■ **DATA LINES**:
---

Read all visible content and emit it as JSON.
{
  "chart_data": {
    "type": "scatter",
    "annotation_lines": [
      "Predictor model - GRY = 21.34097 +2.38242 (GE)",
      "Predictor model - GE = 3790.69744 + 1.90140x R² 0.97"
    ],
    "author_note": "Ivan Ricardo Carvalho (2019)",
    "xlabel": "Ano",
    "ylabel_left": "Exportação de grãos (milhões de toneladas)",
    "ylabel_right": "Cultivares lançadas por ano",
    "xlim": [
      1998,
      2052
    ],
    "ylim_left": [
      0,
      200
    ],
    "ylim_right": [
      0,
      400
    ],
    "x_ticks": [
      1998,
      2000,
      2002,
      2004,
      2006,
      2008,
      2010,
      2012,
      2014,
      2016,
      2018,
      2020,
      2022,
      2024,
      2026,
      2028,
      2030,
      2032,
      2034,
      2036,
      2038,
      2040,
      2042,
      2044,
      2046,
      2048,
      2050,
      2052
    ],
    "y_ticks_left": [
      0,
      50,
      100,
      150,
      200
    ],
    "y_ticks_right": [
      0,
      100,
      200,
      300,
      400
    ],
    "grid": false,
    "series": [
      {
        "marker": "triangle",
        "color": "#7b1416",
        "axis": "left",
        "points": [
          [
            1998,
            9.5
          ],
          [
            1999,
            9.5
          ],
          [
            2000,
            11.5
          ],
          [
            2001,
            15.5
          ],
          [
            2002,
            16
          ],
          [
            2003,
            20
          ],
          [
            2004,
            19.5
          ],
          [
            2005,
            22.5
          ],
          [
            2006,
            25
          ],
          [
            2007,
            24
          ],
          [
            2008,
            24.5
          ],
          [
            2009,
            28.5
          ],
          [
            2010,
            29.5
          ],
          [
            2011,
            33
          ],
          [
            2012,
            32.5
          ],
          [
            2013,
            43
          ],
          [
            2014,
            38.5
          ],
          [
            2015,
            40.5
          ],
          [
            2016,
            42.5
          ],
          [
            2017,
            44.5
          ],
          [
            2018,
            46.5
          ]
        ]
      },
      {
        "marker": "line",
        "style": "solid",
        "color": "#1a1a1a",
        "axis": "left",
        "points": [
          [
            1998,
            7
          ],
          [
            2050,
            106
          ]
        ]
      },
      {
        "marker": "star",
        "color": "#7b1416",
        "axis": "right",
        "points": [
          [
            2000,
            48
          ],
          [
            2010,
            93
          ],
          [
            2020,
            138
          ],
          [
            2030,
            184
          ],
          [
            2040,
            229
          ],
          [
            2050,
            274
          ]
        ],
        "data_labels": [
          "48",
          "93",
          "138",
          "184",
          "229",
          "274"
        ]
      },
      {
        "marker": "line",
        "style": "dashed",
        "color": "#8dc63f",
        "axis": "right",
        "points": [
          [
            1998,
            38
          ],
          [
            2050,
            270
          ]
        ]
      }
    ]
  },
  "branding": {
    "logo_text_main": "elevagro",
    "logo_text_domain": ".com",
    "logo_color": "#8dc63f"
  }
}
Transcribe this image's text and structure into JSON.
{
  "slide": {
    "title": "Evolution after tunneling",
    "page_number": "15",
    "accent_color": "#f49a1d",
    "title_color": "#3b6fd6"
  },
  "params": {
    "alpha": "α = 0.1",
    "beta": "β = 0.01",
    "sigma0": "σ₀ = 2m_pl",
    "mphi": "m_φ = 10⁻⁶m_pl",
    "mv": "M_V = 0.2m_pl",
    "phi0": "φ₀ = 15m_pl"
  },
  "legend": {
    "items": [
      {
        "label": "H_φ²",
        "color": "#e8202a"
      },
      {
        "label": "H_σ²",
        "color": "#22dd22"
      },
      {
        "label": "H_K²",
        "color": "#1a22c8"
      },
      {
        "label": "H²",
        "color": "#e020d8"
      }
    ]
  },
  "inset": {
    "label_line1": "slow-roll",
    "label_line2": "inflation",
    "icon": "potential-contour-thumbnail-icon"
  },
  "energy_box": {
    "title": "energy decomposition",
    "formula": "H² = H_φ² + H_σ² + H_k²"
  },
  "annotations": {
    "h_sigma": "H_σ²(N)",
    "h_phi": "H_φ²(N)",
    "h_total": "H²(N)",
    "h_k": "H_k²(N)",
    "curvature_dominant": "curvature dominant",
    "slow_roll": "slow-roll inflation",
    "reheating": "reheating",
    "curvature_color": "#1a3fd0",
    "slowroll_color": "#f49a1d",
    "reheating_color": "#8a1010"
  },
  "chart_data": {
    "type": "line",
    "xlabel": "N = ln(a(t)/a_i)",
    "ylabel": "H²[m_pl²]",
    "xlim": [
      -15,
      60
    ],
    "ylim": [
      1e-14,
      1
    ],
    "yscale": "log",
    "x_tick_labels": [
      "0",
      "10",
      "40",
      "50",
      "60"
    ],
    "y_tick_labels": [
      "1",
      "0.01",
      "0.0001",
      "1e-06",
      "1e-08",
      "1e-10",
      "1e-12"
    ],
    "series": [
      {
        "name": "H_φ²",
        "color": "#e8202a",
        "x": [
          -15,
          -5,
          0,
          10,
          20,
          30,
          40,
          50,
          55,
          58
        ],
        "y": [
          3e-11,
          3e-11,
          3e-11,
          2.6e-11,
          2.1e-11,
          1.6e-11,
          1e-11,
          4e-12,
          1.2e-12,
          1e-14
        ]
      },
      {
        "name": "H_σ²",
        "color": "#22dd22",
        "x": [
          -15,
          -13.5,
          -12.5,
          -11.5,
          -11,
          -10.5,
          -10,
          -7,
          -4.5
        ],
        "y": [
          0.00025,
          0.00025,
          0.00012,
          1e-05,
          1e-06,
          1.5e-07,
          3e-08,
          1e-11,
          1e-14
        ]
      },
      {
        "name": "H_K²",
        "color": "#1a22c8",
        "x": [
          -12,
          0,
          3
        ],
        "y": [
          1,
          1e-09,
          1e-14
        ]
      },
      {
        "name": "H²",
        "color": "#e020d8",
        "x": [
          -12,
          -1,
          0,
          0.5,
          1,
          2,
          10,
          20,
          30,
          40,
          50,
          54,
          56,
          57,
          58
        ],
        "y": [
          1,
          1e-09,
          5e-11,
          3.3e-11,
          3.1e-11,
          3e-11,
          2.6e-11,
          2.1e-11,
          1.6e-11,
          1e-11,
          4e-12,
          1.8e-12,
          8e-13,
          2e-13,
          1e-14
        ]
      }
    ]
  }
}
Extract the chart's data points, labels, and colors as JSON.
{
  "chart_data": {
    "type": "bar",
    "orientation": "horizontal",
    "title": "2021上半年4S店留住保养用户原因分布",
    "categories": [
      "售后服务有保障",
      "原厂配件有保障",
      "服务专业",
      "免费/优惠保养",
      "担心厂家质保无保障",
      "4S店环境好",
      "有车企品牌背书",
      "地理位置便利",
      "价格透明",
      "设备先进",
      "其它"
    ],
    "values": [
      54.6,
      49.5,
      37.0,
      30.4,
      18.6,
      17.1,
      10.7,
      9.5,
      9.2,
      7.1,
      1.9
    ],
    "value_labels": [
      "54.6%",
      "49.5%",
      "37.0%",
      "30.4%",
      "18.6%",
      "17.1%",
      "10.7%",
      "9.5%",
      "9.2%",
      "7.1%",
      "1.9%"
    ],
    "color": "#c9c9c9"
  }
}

---

■ **BRIEF**: How many lines in the records above contain the word "Predictor"? Give only the number.

■ **SOLUTION TO THE PROBLEM**: 2